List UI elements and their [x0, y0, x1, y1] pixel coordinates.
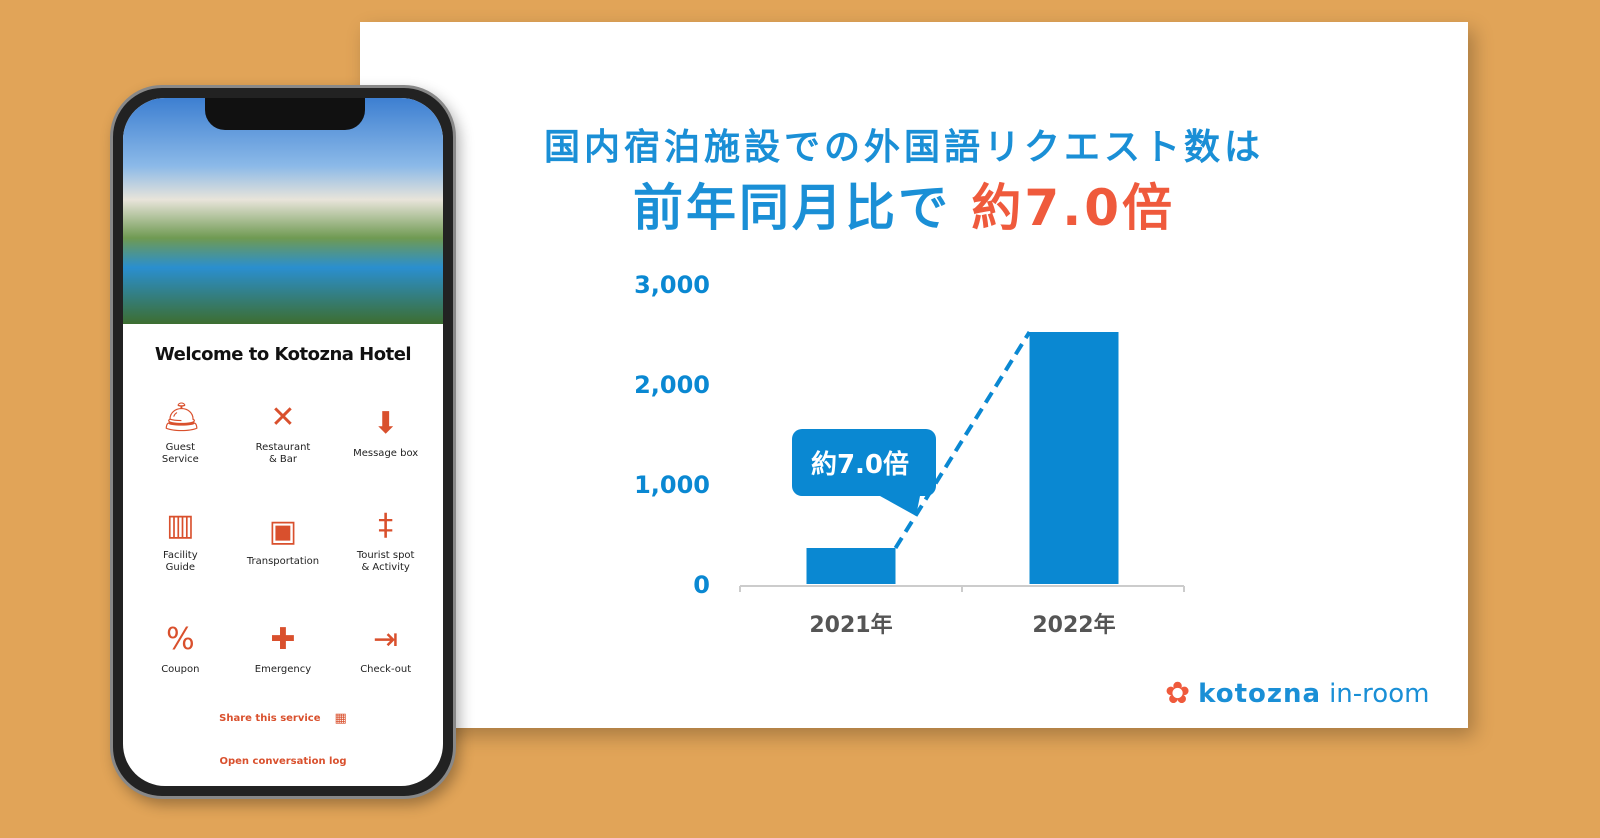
service-item[interactable]: ⇥ Check-out: [334, 595, 437, 703]
fork-knife-icon: ✕: [270, 400, 296, 435]
share-service-button[interactable]: Share this service ▦: [123, 711, 443, 726]
service-item[interactable]: ⬇ Message box: [334, 379, 437, 487]
bar-2022年: [1029, 332, 1119, 584]
phone-notch: [205, 98, 365, 130]
service-label: Restaurant & Bar: [255, 442, 311, 465]
service-label: Tourist spot & Activity: [356, 550, 415, 573]
share-label: Share this service: [219, 713, 321, 724]
x-tick-label: 2022年: [1032, 612, 1115, 638]
y-tick-label: 2,000: [634, 371, 710, 399]
service-item[interactable]: ▥ Facility Guide: [129, 487, 232, 595]
bell-desk-icon: 🛎: [162, 400, 201, 435]
service-item[interactable]: ‡ Tourist spot & Activity: [334, 487, 437, 595]
service-label: Coupon: [161, 664, 200, 675]
y-tick-label: 1,000: [634, 471, 710, 499]
y-tick-label: 3,000: [634, 271, 710, 299]
open-conversation-log-link[interactable]: Open conversation log: [123, 756, 443, 767]
service-label: Check-out: [360, 664, 412, 675]
bar-2021年: [806, 548, 896, 584]
service-item[interactable]: % Coupon: [129, 595, 232, 703]
inbox-icon: ⬇: [373, 406, 399, 441]
service-item[interactable]: ✚ Emergency: [232, 595, 335, 703]
exit-door-icon: ⇥: [373, 622, 399, 657]
phone-screen: Welcome to Kotozna Hotel 🛎 Guest Service ✕…: [123, 98, 443, 786]
annotation-label: 約7.0倍: [811, 449, 909, 480]
welcome-title: Welcome to Kotozna Hotel: [154, 344, 412, 365]
service-label: Transportation: [246, 556, 320, 567]
service-label: Facility Guide: [163, 550, 198, 573]
taxi-icon: ▣: [268, 514, 298, 549]
service-item[interactable]: ▣ Transportation: [232, 487, 335, 595]
service-label: Message box: [353, 448, 419, 459]
coupon-icon: %: [166, 622, 195, 657]
hotel-photo: [123, 98, 443, 324]
siren-icon: ✚: [270, 622, 296, 657]
qr-code-icon: ▦: [334, 711, 347, 726]
service-item[interactable]: 🛎 Guest Service: [129, 379, 232, 487]
signpost-icon: ‡: [378, 508, 394, 543]
service-label: Emergency: [254, 664, 312, 675]
building-info-icon: ▥: [166, 508, 195, 543]
y-tick-label: 0: [693, 571, 710, 599]
x-tick-label: 2021年: [809, 612, 892, 638]
service-item[interactable]: ✕ Restaurant & Bar: [232, 379, 335, 487]
service-grid: 🛎 Guest Service ✕ Restaurant & Bar ⬇ Message …: [123, 379, 443, 703]
service-label: Guest Service: [161, 442, 199, 465]
phone-mockup: Welcome to Kotozna Hotel 🛎 Guest Service ✕…: [110, 85, 456, 799]
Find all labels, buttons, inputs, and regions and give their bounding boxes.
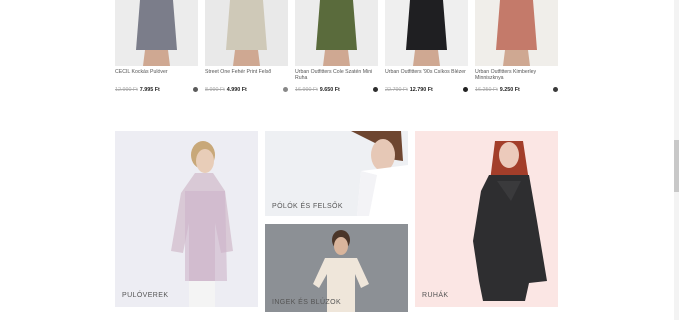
category-tile-pulloverek[interactable]: PULÓVEREK: [115, 131, 258, 307]
product-new-price: 9.650 Ft: [319, 87, 340, 93]
category-label-pulloverek: PULÓVEREK: [122, 292, 169, 299]
product-name[interactable]: Street One Fehér Print Felső: [205, 69, 288, 75]
product-old-price: 22.790 Ft: [385, 87, 408, 93]
product-name[interactable]: Urban Outfitters Kimberley Minniszknya: [475, 69, 558, 82]
scrollbar-thumb[interactable]: [674, 140, 679, 192]
category-label-ruhak: RUHÁK: [422, 292, 449, 299]
color-swatch-icon[interactable]: [193, 87, 198, 92]
product-prices: 16.250 Ft 9.250 Ft: [475, 86, 558, 94]
category-image-pulloverek: [171, 141, 233, 307]
product-old-price: 16.990 Ft: [295, 87, 318, 93]
product-image[interactable]: [385, 0, 468, 66]
category-image-ruhak: [473, 141, 547, 301]
product-image[interactable]: [475, 0, 558, 66]
product-image[interactable]: [115, 0, 198, 66]
product-old-price: 16.250 Ft: [475, 87, 498, 93]
product-name[interactable]: Urban Outfitters Cole Szatén Mini Ruha: [295, 69, 378, 82]
product-name[interactable]: CECIL Kockás Pulóver: [115, 69, 198, 75]
product-prices: 8.990 Ft 4.990 Ft: [205, 86, 288, 94]
color-swatch-icon[interactable]: [373, 87, 378, 92]
product-old-price: 8.990 Ft: [205, 87, 225, 93]
product-old-price: 12.990 Ft: [115, 87, 138, 93]
color-swatch-icon[interactable]: [553, 87, 558, 92]
product-image[interactable]: [295, 0, 378, 66]
category-tile-ingek[interactable]: INGEK ÉS BLÚZOK: [265, 224, 408, 312]
product-name[interactable]: Urban Outfitters '90s Csíkos Blézer: [385, 69, 468, 75]
scrollbar[interactable]: [674, 0, 679, 320]
category-label-ingek: INGEK ÉS BLÚZOK: [272, 299, 342, 306]
product-image[interactable]: [205, 0, 288, 66]
product-prices: 22.790 Ft 12.790 Ft: [385, 86, 468, 94]
product-prices: 12.990 Ft 7.995 Ft: [115, 86, 198, 94]
category-tile-ruhak[interactable]: RUHÁK: [415, 131, 558, 307]
product-new-price: 7.995 Ft: [139, 87, 160, 93]
category-label-polok: PÓLÓK ÉS FELSŐK: [272, 203, 343, 210]
product-prices: 16.990 Ft 9.650 Ft: [295, 86, 378, 94]
color-swatch-icon[interactable]: [283, 87, 288, 92]
product-new-price: 12.790 Ft: [409, 87, 433, 93]
color-swatch-icon[interactable]: [463, 87, 468, 92]
product-new-price: 4.990 Ft: [226, 87, 247, 93]
category-tile-polok[interactable]: PÓLÓK ÉS FELSŐK: [265, 131, 408, 216]
product-new-price: 9.250 Ft: [499, 87, 520, 93]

**SHORT TASK:** Reproduce the listing above line for line without changing anything, but leave the pictures out.

**RESULT OF THE EXERCISE:**
List UI elements and their [x0, y0, x1, y1] pixel coordinates.
service-item[interactable]: ⇥ Check-out: [334, 595, 437, 703]
fork-knife-icon: ✕: [270, 400, 296, 435]
share-service-button[interactable]: Share this service ▦: [123, 711, 443, 726]
service-item[interactable]: ⬇ Message box: [334, 379, 437, 487]
bar-2022年: [1029, 332, 1119, 584]
phone-notch: [205, 98, 365, 130]
service-label: Restaurant & Bar: [255, 442, 311, 465]
service-label: Tourist spot & Activity: [356, 550, 415, 573]
share-label: Share this service: [219, 713, 321, 724]
x-tick-label: 2022年: [1032, 612, 1115, 638]
y-tick-label: 2,000: [634, 371, 710, 399]
service-item[interactable]: ▥ Facility Guide: [129, 487, 232, 595]
bell-desk-icon: 🛎: [162, 400, 201, 435]
service-item[interactable]: ‡ Tourist spot & Activity: [334, 487, 437, 595]
service-label: Coupon: [161, 664, 200, 675]
y-tick-label: 1,000: [634, 471, 710, 499]
y-tick-label: 3,000: [634, 271, 710, 299]
open-conversation-log-link[interactable]: Open conversation log: [123, 756, 443, 767]
service-label: Check-out: [360, 664, 412, 675]
bar-2021年: [806, 548, 896, 584]
service-item[interactable]: % Coupon: [129, 595, 232, 703]
inbox-icon: ⬇: [373, 406, 399, 441]
service-item[interactable]: ✚ Emergency: [232, 595, 335, 703]
exit-door-icon: ⇥: [373, 622, 399, 657]
phone-screen: Welcome to Kotozna Hotel 🛎 Guest Service ✕…: [123, 98, 443, 786]
annotation-label: 約7.0倍: [811, 449, 909, 480]
welcome-title: Welcome to Kotozna Hotel: [154, 344, 412, 365]
service-label: Transportation: [246, 556, 320, 567]
service-label: Facility Guide: [163, 550, 198, 573]
taxi-icon: ▣: [268, 514, 298, 549]
service-item[interactable]: ▣ Transportation: [232, 487, 335, 595]
service-label: Message box: [353, 448, 419, 459]
coupon-icon: %: [166, 622, 195, 657]
hotel-photo: [123, 98, 443, 324]
siren-icon: ✚: [270, 622, 296, 657]
qr-code-icon: ▦: [334, 711, 347, 726]
service-item[interactable]: 🛎 Guest Service: [129, 379, 232, 487]
signpost-icon: ‡: [378, 508, 394, 543]
service-label: Emergency: [254, 664, 312, 675]
building-info-icon: ▥: [166, 508, 195, 543]
y-tick-label: 0: [693, 571, 710, 599]
x-tick-label: 2021年: [809, 612, 892, 638]
service-item[interactable]: ✕ Restaurant & Bar: [232, 379, 335, 487]
service-grid: 🛎 Guest Service ✕ Restaurant & Bar ⬇ Message …: [123, 379, 443, 703]
service-label: Guest Service: [161, 442, 199, 465]
phone-mockup: Welcome to Kotozna Hotel 🛎 Guest Service ✕…: [110, 85, 456, 799]
Find all labels, buttons, inputs, and regions and give their bounding boxes.
category-tile-pulloverek[interactable]: PULÓVEREK: [115, 131, 258, 307]
product-new-price: 9.650 Ft: [319, 87, 340, 93]
category-label-pulloverek: PULÓVEREK: [122, 292, 169, 299]
product-name[interactable]: Street One Fehér Print Felső: [205, 69, 288, 75]
product-old-price: 22.790 Ft: [385, 87, 408, 93]
product-name[interactable]: Urban Outfitters Kimberley Minniszknya: [475, 69, 558, 82]
scrollbar-thumb[interactable]: [674, 140, 679, 192]
category-label-ruhak: RUHÁK: [422, 292, 449, 299]
color-swatch-icon[interactable]: [193, 87, 198, 92]
product-prices: 16.250 Ft 9.250 Ft: [475, 86, 558, 94]
category-image-pulloverek: [171, 141, 233, 307]
product-old-price: 16.990 Ft: [295, 87, 318, 93]
product-image[interactable]: [385, 0, 468, 66]
category-image-ruhak: [473, 141, 547, 301]
product-image[interactable]: [475, 0, 558, 66]
product-image[interactable]: [115, 0, 198, 66]
product-old-price: 16.250 Ft: [475, 87, 498, 93]
product-name[interactable]: Urban Outfitters Cole Szatén Mini Ruha: [295, 69, 378, 82]
product-name[interactable]: CECIL Kockás Pulóver: [115, 69, 198, 75]
product-prices: 8.990 Ft 4.990 Ft: [205, 86, 288, 94]
color-swatch-icon[interactable]: [373, 87, 378, 92]
product-old-price: 8.990 Ft: [205, 87, 225, 93]
product-old-price: 12.990 Ft: [115, 87, 138, 93]
color-swatch-icon[interactable]: [553, 87, 558, 92]
product-image[interactable]: [295, 0, 378, 66]
category-tile-ingek[interactable]: INGEK ÉS BLÚZOK: [265, 224, 408, 312]
product-name[interactable]: Urban Outfitters '90s Csíkos Blézer: [385, 69, 468, 75]
scrollbar[interactable]: [674, 0, 679, 320]
category-label-ingek: INGEK ÉS BLÚZOK: [272, 299, 342, 306]
product-image[interactable]: [205, 0, 288, 66]
product-prices: 22.790 Ft 12.790 Ft: [385, 86, 468, 94]
product-prices: 12.990 Ft 7.995 Ft: [115, 86, 198, 94]
category-tile-ruhak[interactable]: RUHÁK: [415, 131, 558, 307]
product-new-price: 7.995 Ft: [139, 87, 160, 93]
category-label-polok: PÓLÓK ÉS FELSŐK: [272, 203, 343, 210]
product-prices: 16.990 Ft 9.650 Ft: [295, 86, 378, 94]
color-swatch-icon[interactable]: [283, 87, 288, 92]
product-new-price: 12.790 Ft: [409, 87, 433, 93]
color-swatch-icon[interactable]: [463, 87, 468, 92]
product-new-price: 4.990 Ft: [226, 87, 247, 93]
category-tile-polok[interactable]: PÓLÓK ÉS FELSŐK: [265, 131, 408, 216]
product-new-price: 9.250 Ft: [499, 87, 520, 93]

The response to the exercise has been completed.